Dataset entries on figures

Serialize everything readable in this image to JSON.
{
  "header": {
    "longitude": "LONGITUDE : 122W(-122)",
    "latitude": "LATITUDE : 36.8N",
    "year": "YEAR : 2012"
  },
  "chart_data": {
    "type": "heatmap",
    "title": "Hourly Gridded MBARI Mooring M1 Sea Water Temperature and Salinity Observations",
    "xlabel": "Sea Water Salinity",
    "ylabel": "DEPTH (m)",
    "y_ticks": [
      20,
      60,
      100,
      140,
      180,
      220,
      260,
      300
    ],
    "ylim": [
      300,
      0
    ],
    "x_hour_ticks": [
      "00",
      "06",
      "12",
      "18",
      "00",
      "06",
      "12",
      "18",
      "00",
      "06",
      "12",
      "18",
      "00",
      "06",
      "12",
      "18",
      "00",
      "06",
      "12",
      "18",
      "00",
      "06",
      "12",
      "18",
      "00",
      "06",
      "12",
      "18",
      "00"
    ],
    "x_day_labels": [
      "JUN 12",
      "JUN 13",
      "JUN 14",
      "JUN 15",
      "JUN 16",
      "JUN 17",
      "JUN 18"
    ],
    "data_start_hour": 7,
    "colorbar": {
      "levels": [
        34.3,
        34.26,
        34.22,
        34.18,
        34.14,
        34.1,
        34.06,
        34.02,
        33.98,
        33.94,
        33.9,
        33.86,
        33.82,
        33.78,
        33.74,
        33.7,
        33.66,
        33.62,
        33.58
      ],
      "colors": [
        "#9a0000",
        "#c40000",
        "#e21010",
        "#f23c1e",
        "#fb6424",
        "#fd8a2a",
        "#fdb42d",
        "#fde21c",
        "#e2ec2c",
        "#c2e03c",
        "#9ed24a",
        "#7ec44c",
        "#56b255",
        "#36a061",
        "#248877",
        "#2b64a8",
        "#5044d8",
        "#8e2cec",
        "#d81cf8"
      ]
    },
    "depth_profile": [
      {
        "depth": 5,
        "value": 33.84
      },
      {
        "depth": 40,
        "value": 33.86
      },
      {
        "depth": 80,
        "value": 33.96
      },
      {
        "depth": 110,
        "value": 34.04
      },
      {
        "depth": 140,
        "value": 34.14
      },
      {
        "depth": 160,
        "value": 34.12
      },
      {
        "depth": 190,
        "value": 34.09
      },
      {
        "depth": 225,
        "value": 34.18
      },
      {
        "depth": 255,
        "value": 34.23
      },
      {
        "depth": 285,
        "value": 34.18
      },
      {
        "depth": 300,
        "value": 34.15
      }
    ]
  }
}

**What needs to be done:** Make a verbatim copy of every entry shown above.

**Full solution:**
Serialize everything readable in this image to JSON.
{
  "header": {
    "longitude": "LONGITUDE : 122W(-122)",
    "latitude": "LATITUDE : 36.8N",
    "year": "YEAR : 2012"
  },
  "chart_data": {
    "type": "heatmap",
    "title": "Hourly Gridded MBARI Mooring M1 Sea Water Temperature and Salinity Observations",
    "xlabel": "Sea Water Salinity",
    "ylabel": "DEPTH (m)",
    "y_ticks": [
      20,
      60,
      100,
      140,
      180,
      220,
      260,
      300
    ],
    "ylim": [
      300,
      0
    ],
    "x_hour_ticks": [
      "00",
      "06",
      "12",
      "18",
      "00",
      "06",
      "12",
      "18",
      "00",
      "06",
      "12",
      "18",
      "00",
      "06",
      "12",
      "18",
      "00",
      "06",
      "12",
      "18",
      "00",
      "06",
      "12",
      "18",
      "00",
      "06",
      "12",
      "18",
      "00"
    ],
    "x_day_labels": [
      "JUN 12",
      "JUN 13",
      "JUN 14",
      "JUN 15",
      "JUN 16",
      "JUN 17",
      "JUN 18"
    ],
    "data_start_hour": 7,
    "colorbar": {
      "levels": [
        34.3,
        34.26,
        34.22,
        34.18,
        34.14,
        34.1,
        34.06,
        34.02,
        33.98,
        33.94,
        33.9,
        33.86,
        33.82,
        33.78,
        33.74,
        33.7,
        33.66,
        33.62,
        33.58
      ],
      "colors": [
        "#9a0000",
        "#c40000",
        "#e21010",
        "#f23c1e",
        "#fb6424",
        "#fd8a2a",
        "#fdb42d",
        "#fde21c",
        "#e2ec2c",
        "#c2e03c",
        "#9ed24a",
        "#7ec44c",
        "#56b255",
        "#36a061",
        "#248877",
        "#2b64a8",
        "#5044d8",
        "#8e2cec",
        "#d81cf8"
      ]
    },
    "depth_profile": [
      {
        "depth": 5,
        "value": 33.84
      },
      {
        "depth": 40,
        "value": 33.86
      },
      {
        "depth": 80,
        "value": 33.96
      },
      {
        "depth": 110,
        "value": 34.04
      },
      {
        "depth": 140,
        "value": 34.14
      },
      {
        "depth": 160,
        "value": 34.12
      },
      {
        "depth": 190,
        "value": 34.09
      },
      {
        "depth": 225,
        "value": 34.18
      },
      {
        "depth": 255,
        "value": 34.23
      },
      {
        "depth": 285,
        "value": 34.18
      },
      {
        "depth": 300,
        "value": 34.15
      }
    ]
  }
}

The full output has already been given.